What the task asks
Write out the entries verbatim and leave the images out of the copy.

* begin Given data *

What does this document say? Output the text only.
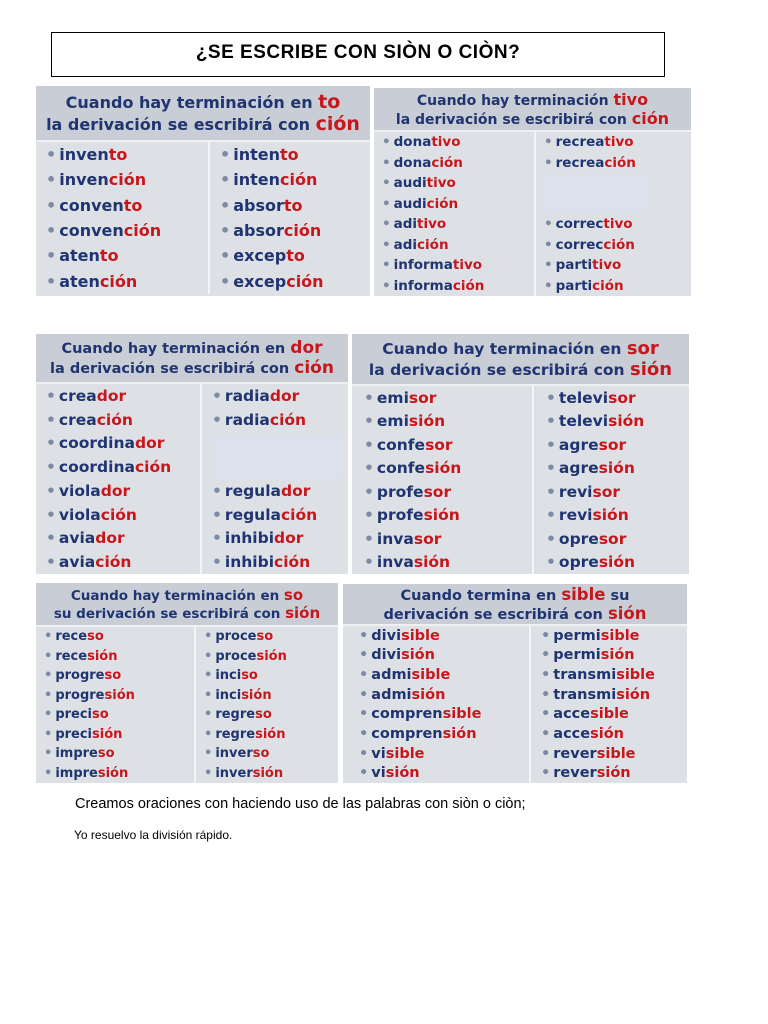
¿SE ESCRIBE CON SIÒN O CIÒN?
Cuando hay terminación en to
la derivación se escribirá con ción
• invento
• invención
• convento
• convención
• atento
• atención
• intento
• intención
• absorto
• absorción
• excepto
• excepción
Cuando hay terminación tivo
la derivación se escribirá con ción
• donativo
• donación
• auditivo
• audición
• aditivo
• adición
• informativo
• información
• recreativo
• recreación

• correctivo
• corrección
• partitivo
• partición
Cuando hay terminación en dor
la derivación se escribirá con ción
• creador
• creación
• coordinador
• coordinación
• violador
• violación
• aviador
• aviación
• radiador
• radiación

• regulador
• regulación
• inhibidor
• inhibición
Cuando hay terminación en sor
la derivación se escribirá con sión
• emisor
• emisión
• confesor
• confesión
• profesor
• profesión
• invasor
• invasión
• televisor
• televisión
• agresor
• agresión
• revisor
• revisión
• opresor
• opresión
Cuando hay terminación en so
su derivación se escribirá con sión
• receso
• recesión
• progreso
• progresión
• preciso
• precisión
• impreso
• impresión
• proceso
• procesión
• inciso
• incisión
• regreso
• regresión
• inverso
• inversión
Cuando termina en sible su
derivación se escribirá con sión
• divisible
• división
• admisible
• admisión
• comprensible
• comprensión
• visible
• visión
• permisible
• permisión
• transmisible
• transmisión
• accesible
• accesión
• reversible
• reversión
Creamos oraciones con haciendo uso de las palabras con siòn o ciòn;
Yo resuelvo la división rápido.
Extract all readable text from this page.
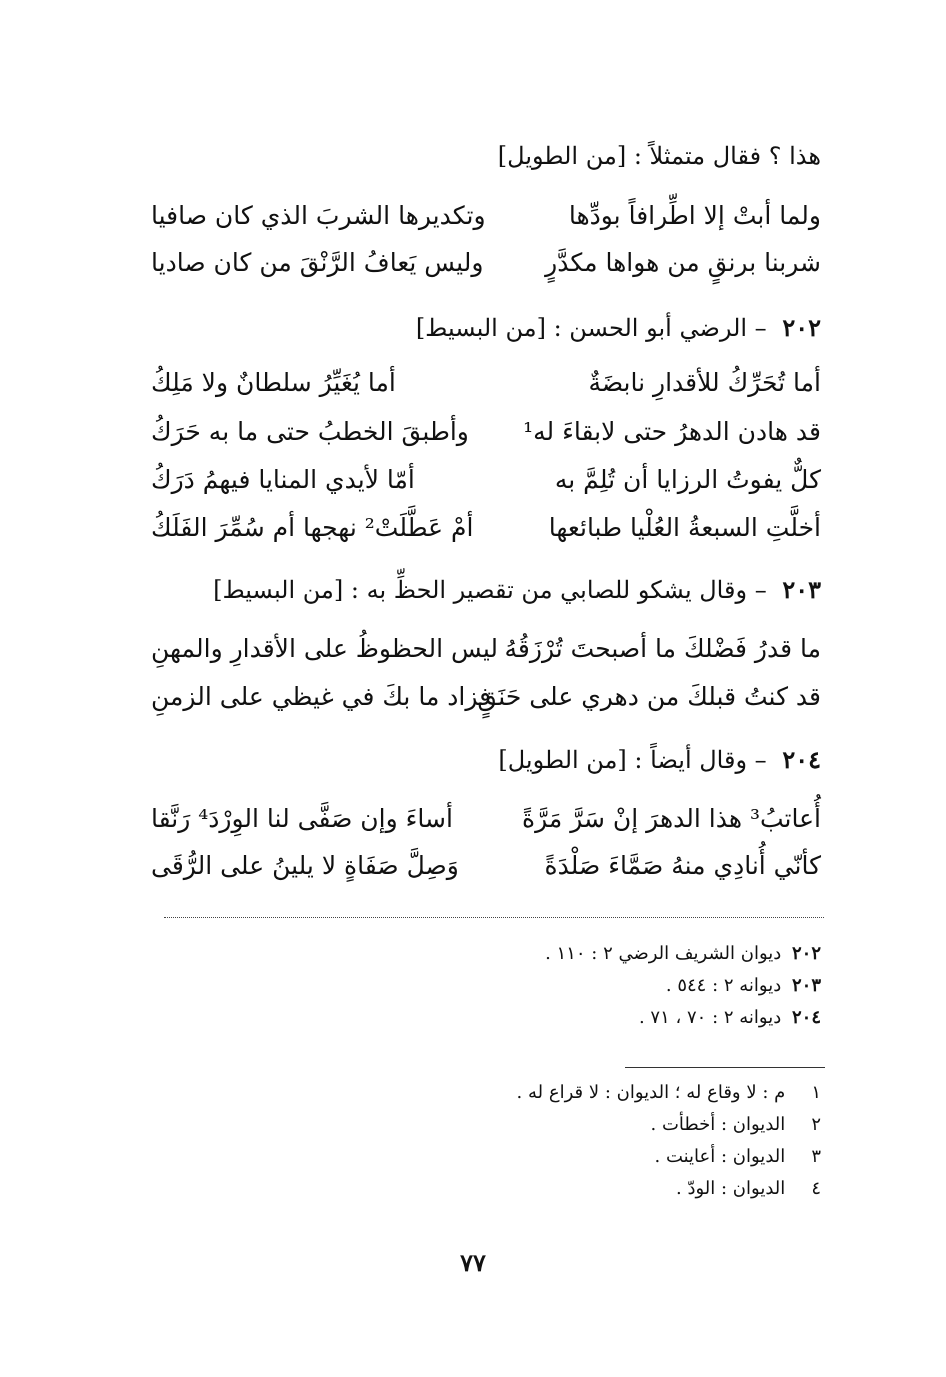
هذا ؟ فقال متمثلاً : [من الطويل]
ولما أبتْ إلا اطِّرافاً بودِّها
وتكديرها الشربَ الذي كان صافيا
شربنا برنقٍ من هواها مكدَّرٍ
وليس يَعافُ الرَّنْقَ من كان صاديا
٢٠٢ – الرضي أبو الحسن : [من البسيط]
أما تُحَرِّكُ للأقدارِ نابضَةٌ
أما يُغَيِّرُ سلطانٌ ولا مَلِكُ
قد هادن الدهرُ حتى لابقاءَ له¹
وأطبقَ الخطبُ حتى ما به حَرَكُ
كلٌّ يفوتُ الرزايا أن تُلِمَّ به
أمّا لأيدي المنايا فيهمُ دَرَكُ
أخلَّتِ السبعةُ العُلْيا طبائعها
أمْ عَطَّلَتْ² نهجها أم سُمِّرَ الفَلَكُ
٢٠٣ – وقال يشكو للصابي من تقصير الحظِّ به : [من البسيط]
ما قدرُ فَضْلكَ ما أصبحتَ تُرْزَقُهُ
ليس الحظوظُ على الأقدارِ والمهنِ
قد كنتُ قبلكَ من دهري على حَنَقٍ
فزاد ما بكَ في غيظي على الزمنِ
٢٠٤ – وقال أيضاً : [من الطويل]
أُعاتبُ³ هذا الدهرَ إنْ سَرَّ مَرَّةً
أساءَ وإن صَفَّى لنا الوِرْدَ⁴ رَنَّقا
كأنّي أُنادِي منهُ صَمَّاءَ صَلْدَةً
وَصِلَّ صَفَاةٍ لا يلينُ على الرُّقَى
٢٠٢ ديوان الشريف الرضي ٢ : ١١٠ .
٢٠٣ ديوانه ٢ : ٥٤٤ .
٢٠٤ ديوانه ٢ : ٧٠ ، ٧١ .
١ م : لا وقاع له ؛ الديوان : لا قراع له .
٢ الديوان : أخطأت .
٣ الديوان : أعاينت .
٤ الديوان : الودّ .
٧٧
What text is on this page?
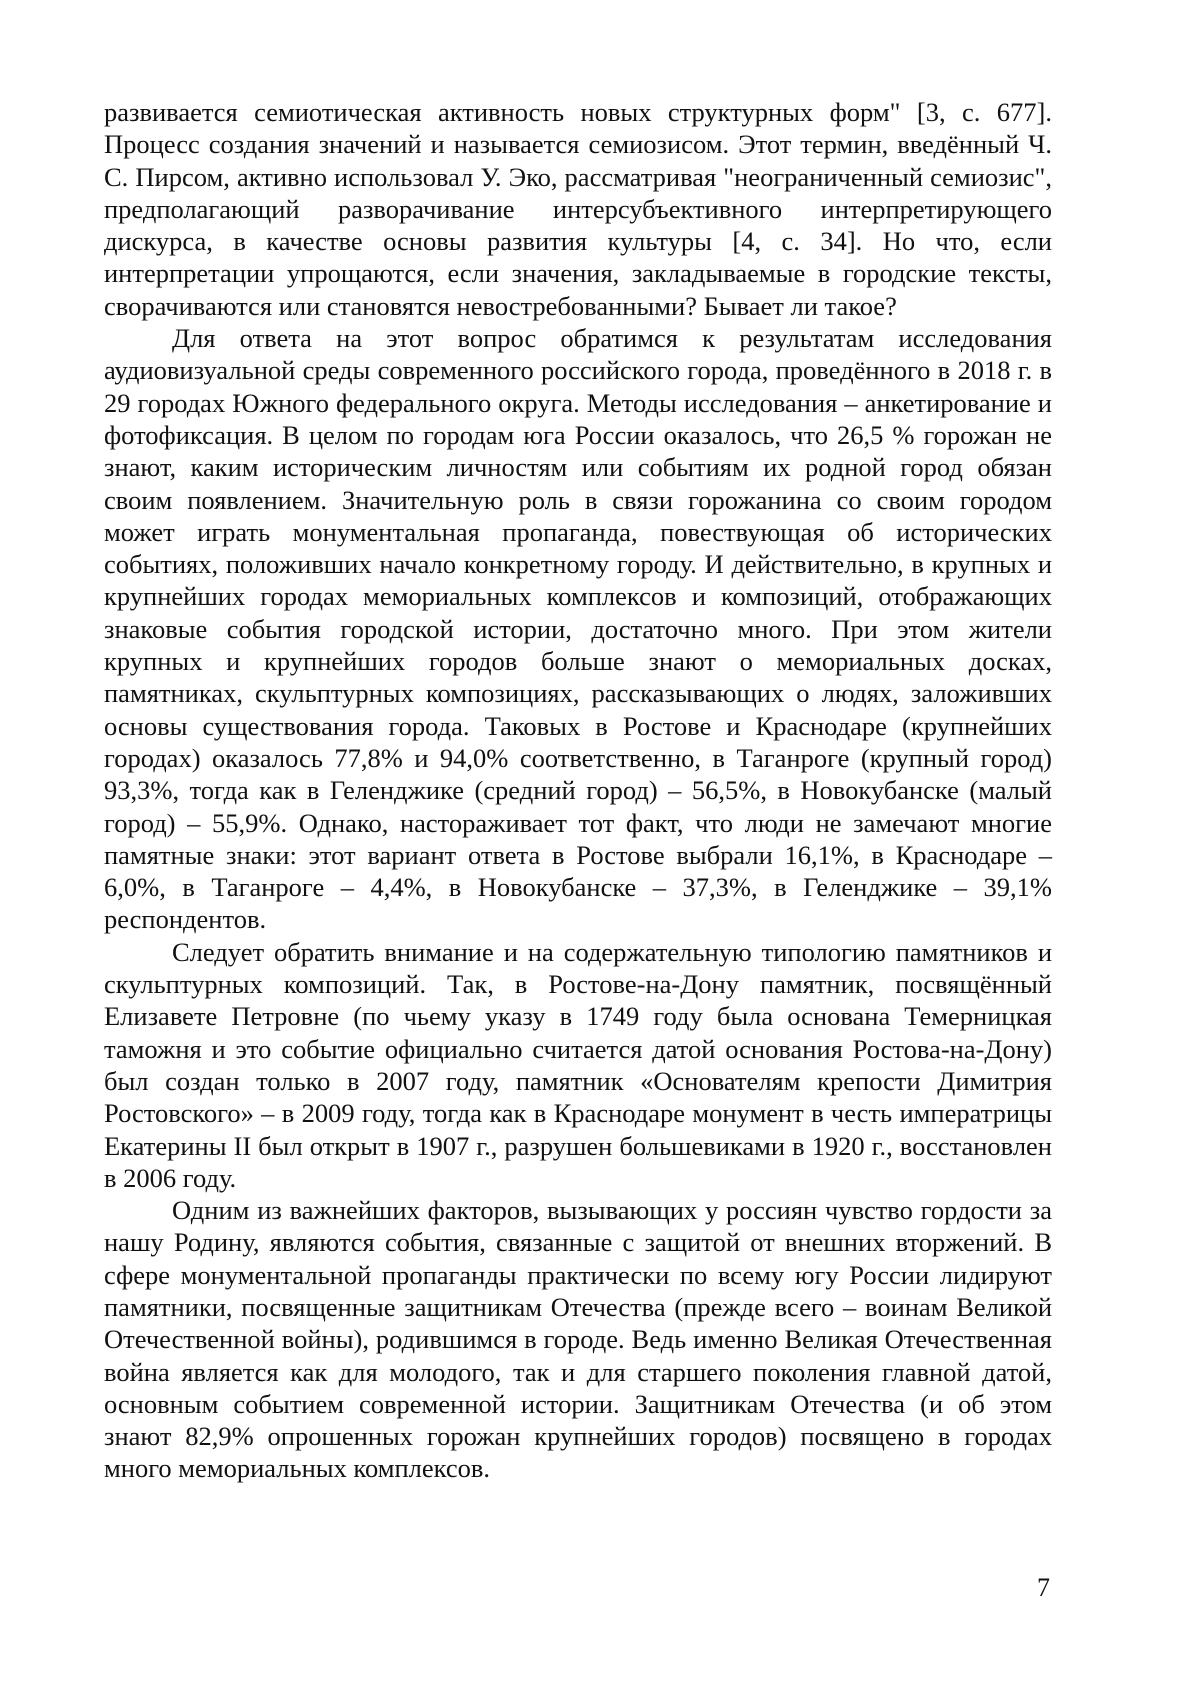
развивается семиотическая активность новых структурных форм" [3, с. 677]. Процесс создания значений и называется семиозисом. Этот термин, введённый Ч. С. Пирсом, активно использовал У. Эко, рассматривая "неограниченный семиозис", предполагающий разворачивание интерсубъективного интерпретирующего дискурса, в качестве основы развития культуры [4, с. 34]. Но что, если интерпретации упрощаются, если значения, закладываемые в городские тексты, сворачиваются или становятся невостребованными? Бывает ли такое?

Для ответа на этот вопрос обратимся к результатам исследования аудиовизуальной среды современного российского города, проведённого в 2018 г. в 29 городах Южного федерального округа. Методы исследования – анкетирование и фотофиксация. В целом по городам юга России оказалось, что 26,5 % горожан не знают, каким историческим личностям или событиям их родной город обязан своим появлением. Значительную роль в связи горожанина со своим городом может играть монументальная пропаганда, повествующая об исторических событиях, положивших начало конкретному городу. И действительно, в крупных и крупнейших городах мемориальных комплексов и композиций, отображающих знаковые события городской истории, достаточно много. При этом жители крупных и крупнейших городов больше знают о мемориальных досках, памятниках, скульптурных композициях, рассказывающих о людях, заложивших основы существования города. Таковых в Ростове и Краснодаре (крупнейших городах) оказалось 77,8% и 94,0% соответственно, в Таганроге (крупный город) 93,3%, тогда как в Геленджике (средний город) – 56,5%, в Новокубанске (малый город) – 55,9%. Однако, настораживает тот факт, что люди не замечают многие памятные знаки: этот вариант ответа в Ростове выбрали 16,1%, в Краснодаре – 6,0%, в Таганроге – 4,4%, в Новокубанске – 37,3%, в Геленджике – 39,1% респондентов.

Следует обратить внимание и на содержательную типологию памятников и скульптурных композиций. Так, в Ростове-на-Дону памятник, посвящённый Елизавете Петровне (по чьему указу в 1749 году была основана Темерницкая таможня и это событие официально считается датой основания Ростова-на-Дону) был создан только в 2007 году, памятник «Основателям крепости Димитрия Ростовского» – в 2009 году, тогда как в Краснодаре монумент в честь императрицы Екатерины II был открыт в 1907 г., разрушен большевиками в 1920 г., восстановлен в 2006 году.

Одним из важнейших факторов, вызывающих у россиян чувство гордости за нашу Родину, являются события, связанные с защитой от внешних вторжений. В сфере монументальной пропаганды практически по всему югу России лидируют памятники, посвященные защитникам Отечества (прежде всего – воинам Великой Отечественной войны), родившимся в городе. Ведь именно Великая Отечественная война является как для молодого, так и для старшего поколения главной датой, основным событием современной истории. Защитникам Отечества (и об этом знают 82,9% опрошенных горожан крупнейших городов) посвящено в городах много мемориальных комплексов.

7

* end Given data *

Result
What does this document say? Output the text only.
¿SE ESCRIBE CON SIÒN O CIÒN?
Cuando hay terminación en to
la derivación se escribirá con ción
• invento
• invención
• convento
• convención
• atento
• atención
• intento
• intención
• absorto
• absorción
• excepto
• excepción
Cuando hay terminación tivo
la derivación se escribirá con ción
• donativo
• donación
• auditivo
• audición
• aditivo
• adición
• informativo
• información
• recreativo
• recreación

• correctivo
• corrección
• partitivo
• partición
Cuando hay terminación en dor
la derivación se escribirá con ción
• creador
• creación
• coordinador
• coordinación
• violador
• violación
• aviador
• aviación
• radiador
• radiación

• regulador
• regulación
• inhibidor
• inhibición
Cuando hay terminación en sor
la derivación se escribirá con sión
• emisor
• emisión
• confesor
• confesión
• profesor
• profesión
• invasor
• invasión
• televisor
• televisión
• agresor
• agresión
• revisor
• revisión
• opresor
• opresión
Cuando hay terminación en so
su derivación se escribirá con sión
• receso
• recesión
• progreso
• progresión
• preciso
• precisión
• impreso
• impresión
• proceso
• procesión
• inciso
• incisión
• regreso
• regresión
• inverso
• inversión
Cuando termina en sible su
derivación se escribirá con sión
• divisible
• división
• admisible
• admisión
• comprensible
• comprensión
• visible
• visión
• permisible
• permisión
• transmisible
• transmisión
• accesible
• accesión
• reversible
• reversión
Creamos oraciones con haciendo uso de las palabras con siòn o ciòn;
Yo resuelvo la división rápido.
Extract all readable text from this page.
هذا ؟ فقال متمثلاً : [من الطويل]
ولما أبتْ إلا اطِّرافاً بودِّها
وتكديرها الشربَ الذي كان صافيا
شربنا برنقٍ من هواها مكدَّرٍ
وليس يَعافُ الرَّنْقَ من كان صاديا
٢٠٢ – الرضي أبو الحسن : [من البسيط]
أما تُحَرِّكُ للأقدارِ نابضَةٌ
أما يُغَيِّرُ سلطانٌ ولا مَلِكُ
قد هادن الدهرُ حتى لابقاءَ له¹
وأطبقَ الخطبُ حتى ما به حَرَكُ
كلٌّ يفوتُ الرزايا أن تُلِمَّ به
أمّا لأيدي المنايا فيهمُ دَرَكُ
أخلَّتِ السبعةُ العُلْيا طبائعها
أمْ عَطَّلَتْ² نهجها أم سُمِّرَ الفَلَكُ
٢٠٣ – وقال يشكو للصابي من تقصير الحظِّ به : [من البسيط]
ما قدرُ فَضْلكَ ما أصبحتَ تُرْزَقُهُ
ليس الحظوظُ على الأقدارِ والمهنِ
قد كنتُ قبلكَ من دهري على حَنَقٍ
فزاد ما بكَ في غيظي على الزمنِ
٢٠٤ – وقال أيضاً : [من الطويل]
أُعاتبُ³ هذا الدهرَ إنْ سَرَّ مَرَّةً
أساءَ وإن صَفَّى لنا الوِرْدَ⁴ رَنَّقا
كأنّي أُنادِي منهُ صَمَّاءَ صَلْدَةً
وَصِلَّ صَفَاةٍ لا يلينُ على الرُّقَى
٢٠٢ ديوان الشريف الرضي ٢ : ١١٠ .
٢٠٣ ديوانه ٢ : ٥٤٤ .
٢٠٤ ديوانه ٢ : ٧٠ ، ٧١ .
١ م : لا وقاع له ؛ الديوان : لا قراع له .
٢ الديوان : أخطأت .
٣ الديوان : أعاينت .
٤ الديوان : الودّ .
٧٧
What text is on this page?
развивается семиотическая активность новых структурных форм" [3, с. 677]. Процесс создания значений и называется семиозисом. Этот термин, введённый Ч. С. Пирсом, активно использовал У. Эко, рассматривая "неограниченный семиозис", предполагающий разворачивание интерсубъективного интерпретирующего дискурса, в качестве основы развития культуры [4, с. 34]. Но что, если интерпретации упрощаются, если значения, закладываемые в городские тексты, сворачиваются или становятся невостребованными? Бывает ли такое?

Для ответа на этот вопрос обратимся к результатам исследования аудиовизуальной среды современного российского города, проведённого в 2018 г. в 29 городах Южного федерального округа. Методы исследования – анкетирование и фотофиксация. В целом по городам юга России оказалось, что 26,5 % горожан не знают, каким историческим личностям или событиям их родной город обязан своим появлением. Значительную роль в связи горожанина со своим городом может играть монументальная пропаганда, повествующая об исторических событиях, положивших начало конкретному городу. И действительно, в крупных и крупнейших городах мемориальных комплексов и композиций, отображающих знаковые события городской истории, достаточно много. При этом жители крупных и крупнейших городов больше знают о мемориальных досках, памятниках, скульптурных композициях, рассказывающих о людях, заложивших основы существования города. Таковых в Ростове и Краснодаре (крупнейших городах) оказалось 77,8% и 94,0% соответственно, в Таганроге (крупный город) 93,3%, тогда как в Геленджике (средний город) – 56,5%, в Новокубанске (малый город) – 55,9%. Однако, настораживает тот факт, что люди не замечают многие памятные знаки: этот вариант ответа в Ростове выбрали 16,1%, в Краснодаре – 6,0%, в Таганроге – 4,4%, в Новокубанске – 37,3%, в Геленджике – 39,1% респондентов.

Следует обратить внимание и на содержательную типологию памятников и скульптурных композиций. Так, в Ростове-на-Дону памятник, посвящённый Елизавете Петровне (по чьему указу в 1749 году была основана Темерницкая таможня и это событие официально считается датой основания Ростова-на-Дону) был создан только в 2007 году, памятник «Основателям крепости Димитрия Ростовского» – в 2009 году, тогда как в Краснодаре монумент в честь императрицы Екатерины II был открыт в 1907 г., разрушен большевиками в 1920 г., восстановлен в 2006 году.

Одним из важнейших факторов, вызывающих у россиян чувство гордости за нашу Родину, являются события, связанные с защитой от внешних вторжений. В сфере монументальной пропаганды практически по всему югу России лидируют памятники, посвященные защитникам Отечества (прежде всего – воинам Великой Отечественной войны), родившимся в городе. Ведь именно Великая Отечественная война является как для молодого, так и для старшего поколения главной датой, основным событием современной истории. Защитникам Отечества (и об этом знают 82,9% опрошенных горожан крупнейших городов) посвящено в городах много мемориальных комплексов.

7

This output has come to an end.